### MATERIAL FOR THIS EXERCISE:
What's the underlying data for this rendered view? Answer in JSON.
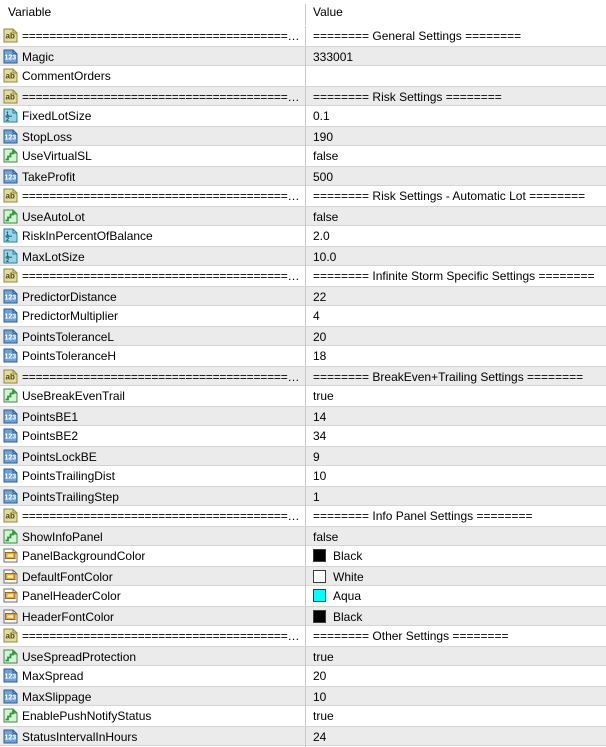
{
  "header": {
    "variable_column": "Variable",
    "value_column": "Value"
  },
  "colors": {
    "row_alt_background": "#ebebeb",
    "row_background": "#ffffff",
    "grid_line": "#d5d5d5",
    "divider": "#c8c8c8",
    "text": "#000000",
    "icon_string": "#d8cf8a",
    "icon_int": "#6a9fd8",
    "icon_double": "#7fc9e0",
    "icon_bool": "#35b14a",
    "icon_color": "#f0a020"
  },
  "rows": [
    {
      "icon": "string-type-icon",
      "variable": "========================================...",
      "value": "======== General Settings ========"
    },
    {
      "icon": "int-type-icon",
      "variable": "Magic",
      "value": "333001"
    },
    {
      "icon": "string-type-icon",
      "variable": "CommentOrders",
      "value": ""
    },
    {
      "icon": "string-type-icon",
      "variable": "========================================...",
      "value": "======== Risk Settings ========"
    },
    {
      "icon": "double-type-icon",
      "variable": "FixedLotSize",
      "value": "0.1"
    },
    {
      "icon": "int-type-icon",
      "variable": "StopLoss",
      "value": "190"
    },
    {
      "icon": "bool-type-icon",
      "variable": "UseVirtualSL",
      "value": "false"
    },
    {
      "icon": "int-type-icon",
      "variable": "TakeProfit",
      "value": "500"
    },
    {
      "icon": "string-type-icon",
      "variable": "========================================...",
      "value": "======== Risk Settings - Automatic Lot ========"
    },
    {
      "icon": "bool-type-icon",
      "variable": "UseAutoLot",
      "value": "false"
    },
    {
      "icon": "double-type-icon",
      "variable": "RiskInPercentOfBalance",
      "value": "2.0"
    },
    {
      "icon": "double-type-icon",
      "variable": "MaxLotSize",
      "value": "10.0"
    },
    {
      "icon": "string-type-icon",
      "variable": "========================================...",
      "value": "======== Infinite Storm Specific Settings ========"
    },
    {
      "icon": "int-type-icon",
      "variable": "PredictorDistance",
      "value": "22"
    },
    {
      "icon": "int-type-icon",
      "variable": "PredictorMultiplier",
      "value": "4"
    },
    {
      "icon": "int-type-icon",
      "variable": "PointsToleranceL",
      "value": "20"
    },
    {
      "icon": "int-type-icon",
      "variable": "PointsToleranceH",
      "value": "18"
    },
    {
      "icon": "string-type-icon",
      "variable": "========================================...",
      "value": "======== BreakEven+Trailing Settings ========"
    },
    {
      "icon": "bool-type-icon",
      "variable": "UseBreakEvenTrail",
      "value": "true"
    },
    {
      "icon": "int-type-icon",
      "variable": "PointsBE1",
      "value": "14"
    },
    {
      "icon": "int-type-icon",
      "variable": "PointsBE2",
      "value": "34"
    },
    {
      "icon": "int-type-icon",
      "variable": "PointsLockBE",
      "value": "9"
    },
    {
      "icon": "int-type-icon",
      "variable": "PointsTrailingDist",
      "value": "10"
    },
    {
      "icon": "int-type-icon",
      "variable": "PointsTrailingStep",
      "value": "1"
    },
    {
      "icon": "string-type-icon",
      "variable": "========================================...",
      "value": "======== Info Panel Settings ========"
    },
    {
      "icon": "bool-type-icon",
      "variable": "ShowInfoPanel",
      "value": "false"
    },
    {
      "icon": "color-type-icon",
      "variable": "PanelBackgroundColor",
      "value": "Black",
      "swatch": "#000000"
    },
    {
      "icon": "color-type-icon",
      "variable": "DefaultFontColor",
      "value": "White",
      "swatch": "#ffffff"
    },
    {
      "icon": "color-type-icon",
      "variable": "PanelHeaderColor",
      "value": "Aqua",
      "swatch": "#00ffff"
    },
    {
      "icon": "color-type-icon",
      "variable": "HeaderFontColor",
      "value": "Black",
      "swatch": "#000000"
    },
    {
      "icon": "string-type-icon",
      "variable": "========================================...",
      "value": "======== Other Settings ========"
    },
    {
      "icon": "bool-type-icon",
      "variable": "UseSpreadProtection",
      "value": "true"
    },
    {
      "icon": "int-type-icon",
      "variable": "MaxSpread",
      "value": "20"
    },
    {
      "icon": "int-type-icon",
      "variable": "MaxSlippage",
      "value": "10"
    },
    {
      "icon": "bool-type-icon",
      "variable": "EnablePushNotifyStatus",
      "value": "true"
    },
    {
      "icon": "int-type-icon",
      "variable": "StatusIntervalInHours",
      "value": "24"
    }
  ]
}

### AIM:
Retype the entries word for word. Omit any images.

### OUTPUT OF THE TASK:
What's the underlying data for this rendered view? Answer in JSON.
{
  "header": {
    "variable_column": "Variable",
    "value_column": "Value"
  },
  "colors": {
    "row_alt_background": "#ebebeb",
    "row_background": "#ffffff",
    "grid_line": "#d5d5d5",
    "divider": "#c8c8c8",
    "text": "#000000",
    "icon_string": "#d8cf8a",
    "icon_int": "#6a9fd8",
    "icon_double": "#7fc9e0",
    "icon_bool": "#35b14a",
    "icon_color": "#f0a020"
  },
  "rows": [
    {
      "icon": "string-type-icon",
      "variable": "========================================...",
      "value": "======== General Settings ========"
    },
    {
      "icon": "int-type-icon",
      "variable": "Magic",
      "value": "333001"
    },
    {
      "icon": "string-type-icon",
      "variable": "CommentOrders",
      "value": ""
    },
    {
      "icon": "string-type-icon",
      "variable": "========================================...",
      "value": "======== Risk Settings ========"
    },
    {
      "icon": "double-type-icon",
      "variable": "FixedLotSize",
      "value": "0.1"
    },
    {
      "icon": "int-type-icon",
      "variable": "StopLoss",
      "value": "190"
    },
    {
      "icon": "bool-type-icon",
      "variable": "UseVirtualSL",
      "value": "false"
    },
    {
      "icon": "int-type-icon",
      "variable": "TakeProfit",
      "value": "500"
    },
    {
      "icon": "string-type-icon",
      "variable": "========================================...",
      "value": "======== Risk Settings - Automatic Lot ========"
    },
    {
      "icon": "bool-type-icon",
      "variable": "UseAutoLot",
      "value": "false"
    },
    {
      "icon": "double-type-icon",
      "variable": "RiskInPercentOfBalance",
      "value": "2.0"
    },
    {
      "icon": "double-type-icon",
      "variable": "MaxLotSize",
      "value": "10.0"
    },
    {
      "icon": "string-type-icon",
      "variable": "========================================...",
      "value": "======== Infinite Storm Specific Settings ========"
    },
    {
      "icon": "int-type-icon",
      "variable": "PredictorDistance",
      "value": "22"
    },
    {
      "icon": "int-type-icon",
      "variable": "PredictorMultiplier",
      "value": "4"
    },
    {
      "icon": "int-type-icon",
      "variable": "PointsToleranceL",
      "value": "20"
    },
    {
      "icon": "int-type-icon",
      "variable": "PointsToleranceH",
      "value": "18"
    },
    {
      "icon": "string-type-icon",
      "variable": "========================================...",
      "value": "======== BreakEven+Trailing Settings ========"
    },
    {
      "icon": "bool-type-icon",
      "variable": "UseBreakEvenTrail",
      "value": "true"
    },
    {
      "icon": "int-type-icon",
      "variable": "PointsBE1",
      "value": "14"
    },
    {
      "icon": "int-type-icon",
      "variable": "PointsBE2",
      "value": "34"
    },
    {
      "icon": "int-type-icon",
      "variable": "PointsLockBE",
      "value": "9"
    },
    {
      "icon": "int-type-icon",
      "variable": "PointsTrailingDist",
      "value": "10"
    },
    {
      "icon": "int-type-icon",
      "variable": "PointsTrailingStep",
      "value": "1"
    },
    {
      "icon": "string-type-icon",
      "variable": "========================================...",
      "value": "======== Info Panel Settings ========"
    },
    {
      "icon": "bool-type-icon",
      "variable": "ShowInfoPanel",
      "value": "false"
    },
    {
      "icon": "color-type-icon",
      "variable": "PanelBackgroundColor",
      "value": "Black",
      "swatch": "#000000"
    },
    {
      "icon": "color-type-icon",
      "variable": "DefaultFontColor",
      "value": "White",
      "swatch": "#ffffff"
    },
    {
      "icon": "color-type-icon",
      "variable": "PanelHeaderColor",
      "value": "Aqua",
      "swatch": "#00ffff"
    },
    {
      "icon": "color-type-icon",
      "variable": "HeaderFontColor",
      "value": "Black",
      "swatch": "#000000"
    },
    {
      "icon": "string-type-icon",
      "variable": "========================================...",
      "value": "======== Other Settings ========"
    },
    {
      "icon": "bool-type-icon",
      "variable": "UseSpreadProtection",
      "value": "true"
    },
    {
      "icon": "int-type-icon",
      "variable": "MaxSpread",
      "value": "20"
    },
    {
      "icon": "int-type-icon",
      "variable": "MaxSlippage",
      "value": "10"
    },
    {
      "icon": "bool-type-icon",
      "variable": "EnablePushNotifyStatus",
      "value": "true"
    },
    {
      "icon": "int-type-icon",
      "variable": "StatusIntervalInHours",
      "value": "24"
    }
  ]
}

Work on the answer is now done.